__Records for processing__
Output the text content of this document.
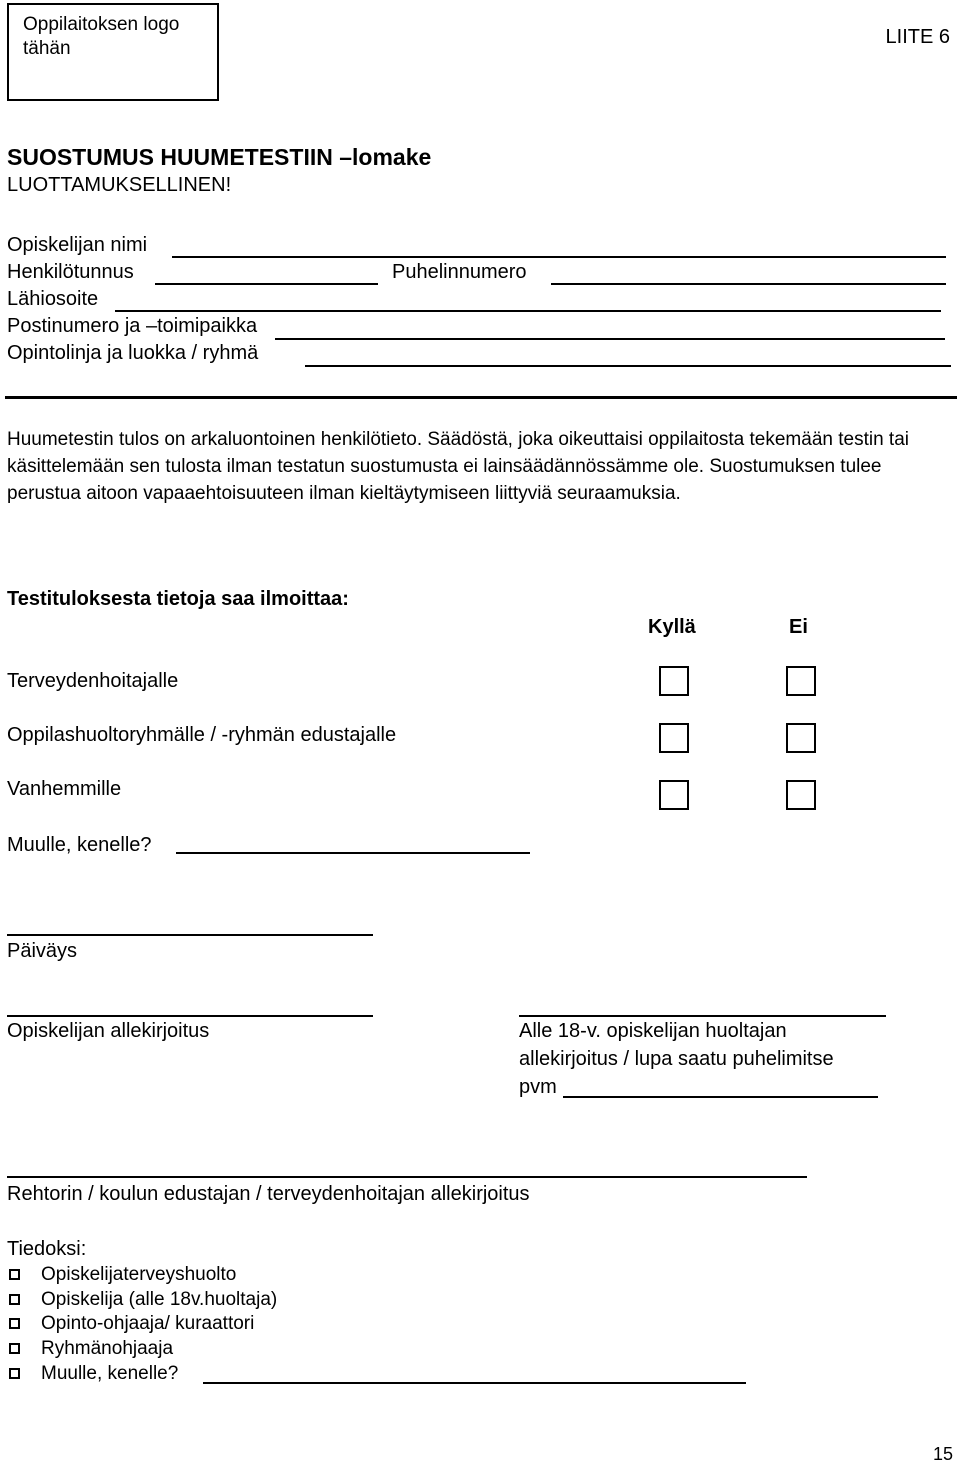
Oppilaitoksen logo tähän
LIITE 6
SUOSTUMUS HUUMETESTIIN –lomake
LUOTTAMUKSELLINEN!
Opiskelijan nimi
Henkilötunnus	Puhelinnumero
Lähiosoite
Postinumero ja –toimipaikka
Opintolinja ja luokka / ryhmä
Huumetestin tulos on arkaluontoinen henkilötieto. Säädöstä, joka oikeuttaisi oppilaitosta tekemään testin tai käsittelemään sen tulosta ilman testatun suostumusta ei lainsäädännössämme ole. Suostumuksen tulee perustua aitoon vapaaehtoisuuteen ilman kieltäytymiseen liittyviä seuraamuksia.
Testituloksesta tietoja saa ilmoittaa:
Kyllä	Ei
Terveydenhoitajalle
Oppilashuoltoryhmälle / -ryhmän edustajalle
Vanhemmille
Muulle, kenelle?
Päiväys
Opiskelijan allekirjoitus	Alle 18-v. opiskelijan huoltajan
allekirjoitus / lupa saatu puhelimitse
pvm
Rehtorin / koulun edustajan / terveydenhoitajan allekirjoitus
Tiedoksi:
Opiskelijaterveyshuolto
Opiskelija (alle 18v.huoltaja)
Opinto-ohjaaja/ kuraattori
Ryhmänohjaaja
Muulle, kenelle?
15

__Task to carry out__
Produce an exact copy of each line of data, skipping embedded images.

__Full response__
Output the text content of this document.
Oppilaitoksen logo tähän
LIITE 6
SUOSTUMUS HUUMETESTIIN –lomake
LUOTTAMUKSELLINEN!
Opiskelijan nimi
Henkilötunnus	Puhelinnumero
Lähiosoite
Postinumero ja –toimipaikka
Opintolinja ja luokka / ryhmä
Huumetestin tulos on arkaluontoinen henkilötieto. Säädöstä, joka oikeuttaisi oppilaitosta tekemään testin tai käsittelemään sen tulosta ilman testatun suostumusta ei lainsäädännössämme ole. Suostumuksen tulee perustua aitoon vapaaehtoisuuteen ilman kieltäytymiseen liittyviä seuraamuksia.
Testituloksesta tietoja saa ilmoittaa:
Kyllä	Ei
Terveydenhoitajalle
Oppilashuoltoryhmälle / -ryhmän edustajalle
Vanhemmille
Muulle, kenelle?
Päiväys
Opiskelijan allekirjoitus	Alle 18-v. opiskelijan huoltajan
allekirjoitus / lupa saatu puhelimitse
pvm
Rehtorin / koulun edustajan / terveydenhoitajan allekirjoitus
Tiedoksi:
Opiskelijaterveyshuolto
Opiskelija (alle 18v.huoltaja)
Opinto-ohjaaja/ kuraattori
Ryhmänohjaaja
Muulle, kenelle?
15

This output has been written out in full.